Excerpts from a figure dataset>
•••••

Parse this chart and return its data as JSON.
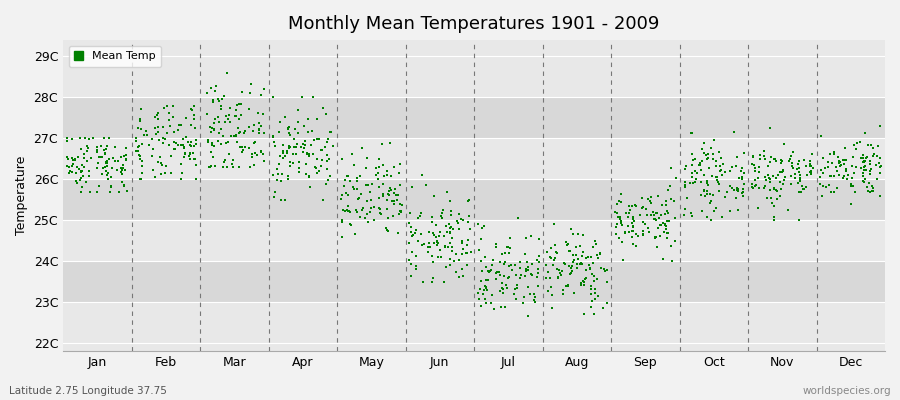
{
  "title": "Monthly Mean Temperatures 1901 - 2009",
  "ylabel": "Temperature",
  "xlabel_labels": [
    "Jan",
    "Feb",
    "Mar",
    "Apr",
    "May",
    "Jun",
    "Jul",
    "Aug",
    "Sep",
    "Oct",
    "Nov",
    "Dec"
  ],
  "ytick_labels": [
    "22C",
    "23C",
    "24C",
    "25C",
    "26C",
    "27C",
    "28C",
    "29C"
  ],
  "ytick_values": [
    22,
    23,
    24,
    25,
    26,
    27,
    28,
    29
  ],
  "ylim": [
    21.8,
    29.4
  ],
  "xlim": [
    0,
    12
  ],
  "dot_color": "#008000",
  "dot_size": 2.5,
  "bg_color": "#f2f2f2",
  "band_colors": [
    "#e8e8e8",
    "#d8d8d8"
  ],
  "grid_color": "#ffffff",
  "dashed_line_color": "#777777",
  "subtitle": "Latitude 2.75 Longitude 37.75",
  "watermark": "worldspecies.org",
  "legend_label": "Mean Temp",
  "seed": 42,
  "n_years": 109,
  "monthly_means": [
    26.4,
    26.8,
    27.2,
    26.7,
    25.5,
    24.5,
    23.7,
    23.8,
    25.0,
    26.0,
    26.1,
    26.3
  ],
  "monthly_stds": [
    0.4,
    0.5,
    0.55,
    0.55,
    0.55,
    0.55,
    0.52,
    0.48,
    0.4,
    0.42,
    0.42,
    0.38
  ],
  "monthly_mins": [
    25.7,
    26.0,
    26.3,
    25.5,
    23.9,
    23.5,
    22.5,
    22.7,
    24.0,
    25.0,
    25.0,
    25.4
  ],
  "monthly_maxs": [
    27.0,
    27.8,
    28.6,
    28.0,
    27.0,
    26.1,
    25.5,
    25.5,
    26.3,
    27.2,
    27.9,
    27.8
  ]
}
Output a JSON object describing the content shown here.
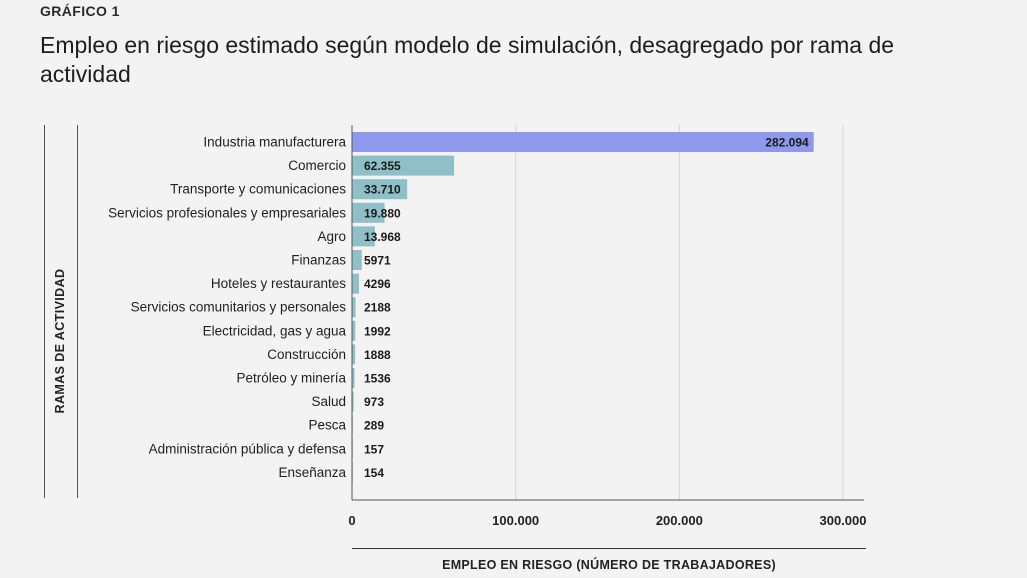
{
  "header": {
    "kicker": "GRÁFICO 1",
    "title": "Empleo en riesgo estimado según modelo de simulación, desagregado por rama de actividad"
  },
  "colors": {
    "highlight_bar": "#8e98ec",
    "bar": "#8fbfc7",
    "grid": "#d4d4d4",
    "axis": "#555555",
    "text": "#1f1f1f"
  },
  "chart_data": {
    "type": "bar",
    "orientation": "horizontal",
    "categories": [
      "Industria manufacturera",
      "Comercio",
      "Transporte y comunicaciones",
      "Servicios profesionales y empresariales",
      "Agro",
      "Finanzas",
      "Hoteles y restaurantes",
      "Servicios comunitarios y personales",
      "Electricidad, gas y agua",
      "Construcción",
      "Petróleo y minería",
      "Salud",
      "Pesca",
      "Administración pública y defensa",
      "Enseñanza"
    ],
    "values": [
      282094,
      62355,
      33710,
      19880,
      13968,
      5971,
      4296,
      2188,
      1992,
      1888,
      1536,
      973,
      289,
      157,
      154
    ],
    "data_labels": [
      "282.094",
      "62.355",
      "33.710",
      "19.880",
      "13.968",
      "5971",
      "4296",
      "2188",
      "1992",
      "1888",
      "1536",
      "973",
      "289",
      "157",
      "154"
    ],
    "xlabel": "EMPLEO EN RIESGO (NÚMERO DE TRABAJADORES)",
    "ylabel": "RAMAS DE ACTIVIDAD",
    "xlim": [
      0,
      315000
    ],
    "xticks": [
      0,
      100000,
      200000,
      300000
    ],
    "xtick_labels": [
      "0",
      "100.000",
      "200.000",
      "300.000"
    ],
    "grid": true,
    "highlight_category": "Industria manufacturera"
  }
}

•••••

Task directions> Working from the material above, state how many lines contain "manufacturera"; give only the number.

Exercise result> 2